[Entries with figure data]
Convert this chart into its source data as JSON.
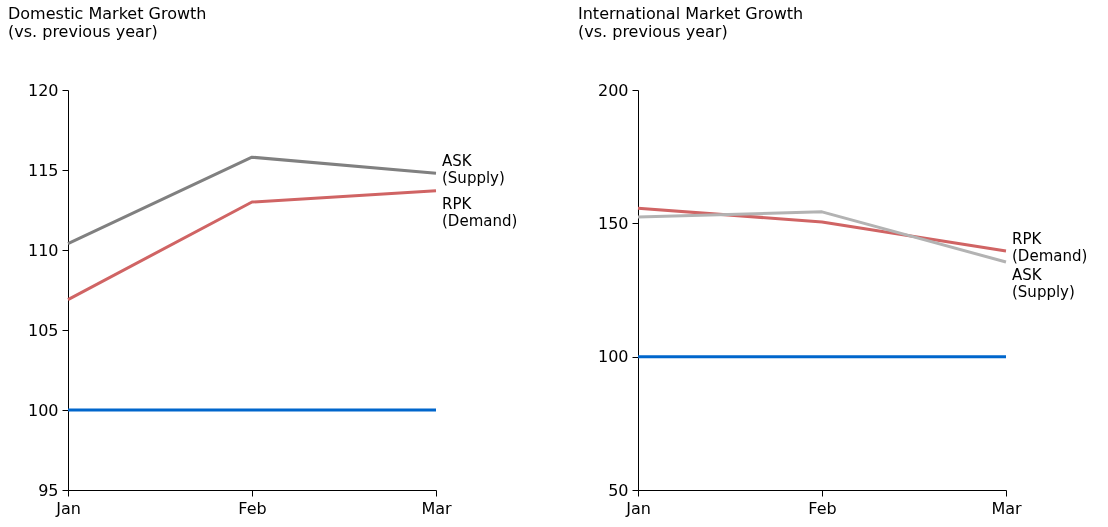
{
  "chart_data": [
    {
      "type": "line",
      "title": "Domestic Market Growth",
      "subtitle": "(vs. previous year)",
      "categories": [
        "Jan",
        "Feb",
        "Mar"
      ],
      "ylim": [
        95,
        120
      ],
      "yticks": [
        95,
        100,
        105,
        110,
        115,
        120
      ],
      "series": [
        {
          "name": "ASK (Supply)",
          "color": "#808080",
          "values": [
            110.4,
            115.8,
            114.8
          ]
        },
        {
          "name": "RPK (Demand)",
          "color": "#d06464",
          "values": [
            106.9,
            113.0,
            113.7
          ]
        }
      ],
      "ref_lines": [
        {
          "axis": "y",
          "value": 100,
          "color": "#0066cc"
        }
      ]
    },
    {
      "type": "line",
      "title": "International Market Growth",
      "subtitle": "(vs. previous year)",
      "categories": [
        "Jan",
        "Feb",
        "Mar"
      ],
      "ylim": [
        50,
        200
      ],
      "yticks": [
        50,
        100,
        150,
        200
      ],
      "series": [
        {
          "name": "RPK (Demand)",
          "color": "#d06464",
          "values": [
            155.7,
            150.5,
            139.6
          ]
        },
        {
          "name": "ASK (Supply)",
          "color": "#b3b3b3",
          "values": [
            152.4,
            154.3,
            135.5
          ]
        }
      ],
      "ref_lines": [
        {
          "axis": "y",
          "value": 100,
          "color": "#0066cc"
        }
      ]
    }
  ]
}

__Exercise instructions__: Strip out the pictures and quote the remaining data word for word.

__Solved problem__:
Convert this chart into its source data as JSON.
{
  "chart_data": [
    {
      "type": "line",
      "title": "Domestic Market Growth",
      "subtitle": "(vs. previous year)",
      "categories": [
        "Jan",
        "Feb",
        "Mar"
      ],
      "ylim": [
        95,
        120
      ],
      "yticks": [
        95,
        100,
        105,
        110,
        115,
        120
      ],
      "series": [
        {
          "name": "ASK (Supply)",
          "color": "#808080",
          "values": [
            110.4,
            115.8,
            114.8
          ]
        },
        {
          "name": "RPK (Demand)",
          "color": "#d06464",
          "values": [
            106.9,
            113.0,
            113.7
          ]
        }
      ],
      "ref_lines": [
        {
          "axis": "y",
          "value": 100,
          "color": "#0066cc"
        }
      ]
    },
    {
      "type": "line",
      "title": "International Market Growth",
      "subtitle": "(vs. previous year)",
      "categories": [
        "Jan",
        "Feb",
        "Mar"
      ],
      "ylim": [
        50,
        200
      ],
      "yticks": [
        50,
        100,
        150,
        200
      ],
      "series": [
        {
          "name": "RPK (Demand)",
          "color": "#d06464",
          "values": [
            155.7,
            150.5,
            139.6
          ]
        },
        {
          "name": "ASK (Supply)",
          "color": "#b3b3b3",
          "values": [
            152.4,
            154.3,
            135.5
          ]
        }
      ],
      "ref_lines": [
        {
          "axis": "y",
          "value": 100,
          "color": "#0066cc"
        }
      ]
    }
  ]
}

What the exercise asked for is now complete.